Records for the exercise ▸
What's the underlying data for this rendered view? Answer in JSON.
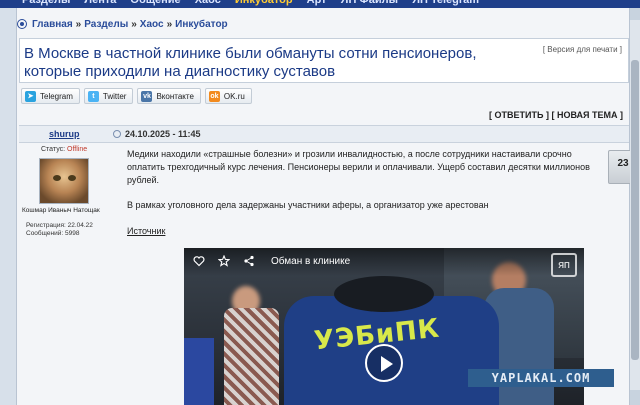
{
  "topnav": {
    "items": [
      "Разделы",
      "Лента",
      "Общение",
      "Хаос",
      "Инкубатор",
      "Арт",
      "ЯП Файлы",
      "ЯП Telegram"
    ]
  },
  "breadcrumb": {
    "items": [
      "Главная",
      "Разделы",
      "Хаос",
      "Инкубатор"
    ],
    "separator": "»"
  },
  "post": {
    "title": "В Москве в частной клинике были обмануты сотни пенсионеров, которые приходили на диагностику суставов",
    "print_version": "[ Версия для печати ]",
    "reply": "[ ОТВЕТИТЬ ]",
    "new_topic": "[ НОВАЯ ТЕМА ]",
    "date": "24.10.2025 - 11:45",
    "rating": "23",
    "paragraphs": [
      "Медики находили «страшные болезни» и грозили инвалидностью, а после сотрудники настаивали срочно оплатить трехгодичный курс лечения. Пенсионеры верили и оплачивали. Ущерб составил десятки миллионов рублей.",
      "В рамках уголовного дела задержаны участники аферы, а организатор уже арестован"
    ],
    "source": "Источник"
  },
  "share": {
    "buttons": [
      {
        "label": "Telegram",
        "icon": "telegram-icon",
        "color": "#2aa3df"
      },
      {
        "label": "Twitter",
        "icon": "twitter-icon",
        "color": "#4ab3f4"
      },
      {
        "label": "Вконтакте",
        "icon": "vk-icon",
        "color": "#4a76a8"
      },
      {
        "label": "OK.ru",
        "icon": "ok-icon",
        "color": "#f28a1e"
      }
    ]
  },
  "author": {
    "username": "shurup",
    "status_label": "Статус:",
    "status_value": "Offline",
    "nickname": "Кошмар Иваныч Натощак",
    "registration": "Регистрация: 22.04.22",
    "messages": "Сообщений: 5998"
  },
  "video": {
    "title": "Обман в клинике",
    "logo": "ЯП",
    "vest_text": "УЭБиПК"
  },
  "watermark": "YAPLAKAL.COM"
}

Your objective ▸ Without including any pictures, print each record exactly.

The result ▸
What's the underlying data for this rendered view? Answer in JSON.
{
  "topnav": {
    "items": [
      "Разделы",
      "Лента",
      "Общение",
      "Хаос",
      "Инкубатор",
      "Арт",
      "ЯП Файлы",
      "ЯП Telegram"
    ]
  },
  "breadcrumb": {
    "items": [
      "Главная",
      "Разделы",
      "Хаос",
      "Инкубатор"
    ],
    "separator": "»"
  },
  "post": {
    "title": "В Москве в частной клинике были обмануты сотни пенсионеров, которые приходили на диагностику суставов",
    "print_version": "[ Версия для печати ]",
    "reply": "[ ОТВЕТИТЬ ]",
    "new_topic": "[ НОВАЯ ТЕМА ]",
    "date": "24.10.2025 - 11:45",
    "rating": "23",
    "paragraphs": [
      "Медики находили «страшные болезни» и грозили инвалидностью, а после сотрудники настаивали срочно оплатить трехгодичный курс лечения. Пенсионеры верили и оплачивали. Ущерб составил десятки миллионов рублей.",
      "В рамках уголовного дела задержаны участники аферы, а организатор уже арестован"
    ],
    "source": "Источник"
  },
  "share": {
    "buttons": [
      {
        "label": "Telegram",
        "icon": "telegram-icon",
        "color": "#2aa3df"
      },
      {
        "label": "Twitter",
        "icon": "twitter-icon",
        "color": "#4ab3f4"
      },
      {
        "label": "Вконтакте",
        "icon": "vk-icon",
        "color": "#4a76a8"
      },
      {
        "label": "OK.ru",
        "icon": "ok-icon",
        "color": "#f28a1e"
      }
    ]
  },
  "author": {
    "username": "shurup",
    "status_label": "Статус:",
    "status_value": "Offline",
    "nickname": "Кошмар Иваныч Натощак",
    "registration": "Регистрация: 22.04.22",
    "messages": "Сообщений: 5998"
  },
  "video": {
    "title": "Обман в клинике",
    "logo": "ЯП",
    "vest_text": "УЭБиПК"
  },
  "watermark": "YAPLAKAL.COM"
}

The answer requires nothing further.